> _Written request_: Copy each entry as it stands, leaving nothing out.

*-*-*

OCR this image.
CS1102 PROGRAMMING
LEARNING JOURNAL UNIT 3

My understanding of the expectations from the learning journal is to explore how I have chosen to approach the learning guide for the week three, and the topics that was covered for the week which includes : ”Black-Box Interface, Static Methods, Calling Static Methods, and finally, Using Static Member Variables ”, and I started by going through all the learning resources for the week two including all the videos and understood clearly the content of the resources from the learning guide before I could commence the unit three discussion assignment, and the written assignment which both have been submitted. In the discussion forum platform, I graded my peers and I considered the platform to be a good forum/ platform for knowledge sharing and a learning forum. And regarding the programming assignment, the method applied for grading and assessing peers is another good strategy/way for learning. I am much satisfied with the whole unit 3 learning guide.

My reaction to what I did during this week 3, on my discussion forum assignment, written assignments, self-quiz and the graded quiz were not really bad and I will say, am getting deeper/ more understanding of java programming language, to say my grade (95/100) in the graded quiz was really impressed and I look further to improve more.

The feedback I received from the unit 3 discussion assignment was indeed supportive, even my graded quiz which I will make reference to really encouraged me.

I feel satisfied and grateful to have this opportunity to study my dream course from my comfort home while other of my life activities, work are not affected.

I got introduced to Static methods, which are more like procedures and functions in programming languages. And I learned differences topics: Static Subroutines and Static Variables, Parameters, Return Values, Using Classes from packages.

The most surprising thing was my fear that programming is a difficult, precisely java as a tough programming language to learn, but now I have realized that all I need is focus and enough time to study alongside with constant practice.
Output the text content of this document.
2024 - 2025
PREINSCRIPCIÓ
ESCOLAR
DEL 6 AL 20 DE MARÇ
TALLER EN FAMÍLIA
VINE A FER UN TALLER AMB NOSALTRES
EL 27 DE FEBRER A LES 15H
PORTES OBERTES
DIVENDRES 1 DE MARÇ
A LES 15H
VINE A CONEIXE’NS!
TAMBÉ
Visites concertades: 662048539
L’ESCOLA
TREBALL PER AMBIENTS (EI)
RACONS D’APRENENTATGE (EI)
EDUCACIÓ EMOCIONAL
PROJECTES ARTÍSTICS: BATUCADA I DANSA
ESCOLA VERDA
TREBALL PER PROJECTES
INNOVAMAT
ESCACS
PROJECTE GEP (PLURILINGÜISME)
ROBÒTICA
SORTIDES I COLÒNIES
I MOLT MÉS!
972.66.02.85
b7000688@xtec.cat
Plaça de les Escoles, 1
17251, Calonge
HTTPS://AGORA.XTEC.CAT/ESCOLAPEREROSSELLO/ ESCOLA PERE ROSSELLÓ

*-*-*

> _Exercise response_:
OCR this image.
CS1102 PROGRAMMING
LEARNING JOURNAL UNIT 3

My understanding of the expectations from the learning journal is to explore how I have chosen to approach the learning guide for the week three, and the topics that was covered for the week which includes : ”Black-Box Interface, Static Methods, Calling Static Methods, and finally, Using Static Member Variables ”, and I started by going through all the learning resources for the week two including all the videos and understood clearly the content of the resources from the learning guide before I could commence the unit three discussion assignment, and the written assignment which both have been submitted. In the discussion forum platform, I graded my peers and I considered the platform to be a good forum/ platform for knowledge sharing and a learning forum. And regarding the programming assignment, the method applied for grading and assessing peers is another good strategy/way for learning. I am much satisfied with the whole unit 3 learning guide.

My reaction to what I did during this week 3, on my discussion forum assignment, written assignments, self-quiz and the graded quiz were not really bad and I will say, am getting deeper/ more understanding of java programming language, to say my grade (95/100) in the graded quiz was really impressed and I look further to improve more.

The feedback I received from the unit 3 discussion assignment was indeed supportive, even my graded quiz which I will make reference to really encouraged me.

I feel satisfied and grateful to have this opportunity to study my dream course from my comfort home while other of my life activities, work are not affected.

I got introduced to Static methods, which are more like procedures and functions in programming languages. And I learned differences topics: Static Subroutines and Static Variables, Parameters, Return Values, Using Classes from packages.

The most surprising thing was my fear that programming is a difficult, precisely java as a tough programming language to learn, but now I have realized that all I need is focus and enough time to study alongside with constant practice.
Output the text content of this document.
2024 - 2025
PREINSCRIPCIÓ
ESCOLAR
DEL 6 AL 20 DE MARÇ
TALLER EN FAMÍLIA
VINE A FER UN TALLER AMB NOSALTRES
EL 27 DE FEBRER A LES 15H
PORTES OBERTES
DIVENDRES 1 DE MARÇ
A LES 15H
VINE A CONEIXE’NS!
TAMBÉ
Visites concertades: 662048539
L’ESCOLA
TREBALL PER AMBIENTS (EI)
RACONS D’APRENENTATGE (EI)
EDUCACIÓ EMOCIONAL
PROJECTES ARTÍSTICS: BATUCADA I DANSA
ESCOLA VERDA
TREBALL PER PROJECTES
INNOVAMAT
ESCACS
PROJECTE GEP (PLURILINGÜISME)
ROBÒTICA
SORTIDES I COLÒNIES
I MOLT MÉS!
972.66.02.85
b7000688@xtec.cat
Plaça de les Escoles, 1
17251, Calonge
HTTPS://AGORA.XTEC.CAT/ESCOLAPEREROSSELLO/ ESCOLA PERE ROSSELLÓ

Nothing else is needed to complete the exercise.